→ ИСХОДНЫЙ ТЕКСТ
————

# Forum General General Discussion  Test your Russian

## Ordinaire

This is a test for Russian natives. Would you like to get it through? And then tell us your score. Mine was 103 of 116, I'm native. What about you? I've found it at a board where Russians dicussed it. Their results were 90 to 105. I know it will be rather difficult for those who learn Russian, as many of us (I mean Russians) couldn't even get to 100. Hope you'll find it interesting.

----------


## Ordinaire

Oops! There's no link in my first post: http://www.rg.ru/test

----------


## net surfer

http://masterrussian.net/mforum/viewtopic.php?t=12809 http://masterrussian.net/mforum/viewtopic.php?p=148870

----------


## Leof

Набрано очков: 108 из 116

----------


## Yazeed

My score was an utter disgrace.  I got 96 (non-native speaker).  Russian grammar is a true nightmare.

----------


## Lt. Columbo

yazeed, you're like the ultimate hardass on yourself!  :P

----------


## Matroskin Kot

> My score was an utter disgrace.  I got 96 (non-native speaker).  Russian grammar is a true nightmare.

————

→ УСЛОВИЕ ЗАДАНИЯ
Ответьте на вопросы по ветке форума:
(a) Сколько баллов из 116 набрал Ordinaire?
(b) В каком диапазоне оказались результаты русских, обсуждавших тест на другой доске?
(c) Сколько баллов набрал Yazeed?
Записи с веткой форума никак не связаны.

————

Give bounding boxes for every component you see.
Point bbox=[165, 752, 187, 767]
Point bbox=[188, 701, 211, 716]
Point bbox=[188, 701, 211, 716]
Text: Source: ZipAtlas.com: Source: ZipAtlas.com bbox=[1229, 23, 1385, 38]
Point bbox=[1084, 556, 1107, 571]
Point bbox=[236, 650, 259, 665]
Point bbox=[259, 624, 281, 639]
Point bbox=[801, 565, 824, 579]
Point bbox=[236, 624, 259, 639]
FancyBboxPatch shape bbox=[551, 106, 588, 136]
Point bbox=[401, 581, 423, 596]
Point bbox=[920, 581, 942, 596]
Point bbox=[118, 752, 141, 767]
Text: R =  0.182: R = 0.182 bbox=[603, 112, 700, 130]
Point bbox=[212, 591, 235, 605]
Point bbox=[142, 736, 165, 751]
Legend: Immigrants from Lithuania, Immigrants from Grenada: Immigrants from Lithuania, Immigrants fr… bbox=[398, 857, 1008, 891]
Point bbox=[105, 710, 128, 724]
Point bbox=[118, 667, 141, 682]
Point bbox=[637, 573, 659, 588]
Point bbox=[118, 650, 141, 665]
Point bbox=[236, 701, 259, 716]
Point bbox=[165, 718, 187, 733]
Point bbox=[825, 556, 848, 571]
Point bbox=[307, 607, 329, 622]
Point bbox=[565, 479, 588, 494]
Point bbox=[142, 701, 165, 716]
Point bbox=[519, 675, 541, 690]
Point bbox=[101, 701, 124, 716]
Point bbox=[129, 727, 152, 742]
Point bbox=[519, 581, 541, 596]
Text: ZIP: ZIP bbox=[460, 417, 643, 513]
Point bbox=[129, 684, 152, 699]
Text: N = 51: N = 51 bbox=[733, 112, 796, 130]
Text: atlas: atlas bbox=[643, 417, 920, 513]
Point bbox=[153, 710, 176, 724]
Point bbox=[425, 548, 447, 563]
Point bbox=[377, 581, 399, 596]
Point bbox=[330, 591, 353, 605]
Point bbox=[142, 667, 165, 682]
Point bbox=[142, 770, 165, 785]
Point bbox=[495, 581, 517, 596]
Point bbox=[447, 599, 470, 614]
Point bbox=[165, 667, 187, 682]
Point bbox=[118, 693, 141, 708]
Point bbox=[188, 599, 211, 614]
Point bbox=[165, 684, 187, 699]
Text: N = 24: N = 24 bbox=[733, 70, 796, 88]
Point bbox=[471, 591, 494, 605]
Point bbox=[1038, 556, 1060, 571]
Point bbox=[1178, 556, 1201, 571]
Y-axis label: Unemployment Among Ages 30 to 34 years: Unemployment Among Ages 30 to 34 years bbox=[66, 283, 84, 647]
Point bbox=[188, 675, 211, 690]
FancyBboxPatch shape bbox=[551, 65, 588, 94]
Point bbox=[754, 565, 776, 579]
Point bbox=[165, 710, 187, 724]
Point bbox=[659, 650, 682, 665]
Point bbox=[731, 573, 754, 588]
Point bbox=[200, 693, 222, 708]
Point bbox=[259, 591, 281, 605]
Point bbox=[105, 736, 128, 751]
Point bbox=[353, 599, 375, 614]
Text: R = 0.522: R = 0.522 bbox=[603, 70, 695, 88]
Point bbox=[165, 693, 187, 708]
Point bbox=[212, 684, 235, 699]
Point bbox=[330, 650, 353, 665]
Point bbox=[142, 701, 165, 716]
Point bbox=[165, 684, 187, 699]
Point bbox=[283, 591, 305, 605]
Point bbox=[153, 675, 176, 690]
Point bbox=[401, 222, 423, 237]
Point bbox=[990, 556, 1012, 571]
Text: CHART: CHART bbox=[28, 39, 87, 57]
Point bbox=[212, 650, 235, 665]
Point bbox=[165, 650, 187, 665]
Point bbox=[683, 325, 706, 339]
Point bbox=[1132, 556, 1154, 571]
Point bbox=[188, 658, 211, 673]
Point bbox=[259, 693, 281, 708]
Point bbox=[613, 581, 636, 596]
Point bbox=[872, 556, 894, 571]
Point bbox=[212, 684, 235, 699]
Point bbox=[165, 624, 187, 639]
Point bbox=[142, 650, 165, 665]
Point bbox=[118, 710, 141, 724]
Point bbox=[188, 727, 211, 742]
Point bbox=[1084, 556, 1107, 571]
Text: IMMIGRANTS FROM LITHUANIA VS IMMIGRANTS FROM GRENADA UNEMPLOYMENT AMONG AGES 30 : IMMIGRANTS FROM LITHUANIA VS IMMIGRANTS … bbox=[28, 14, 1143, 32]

————

→ РЕШЕНИЕ ЗАДАНИЯ
(a) 103 балла из 116.
(b) От 90 до 105 баллов.
(c) 96 баллов.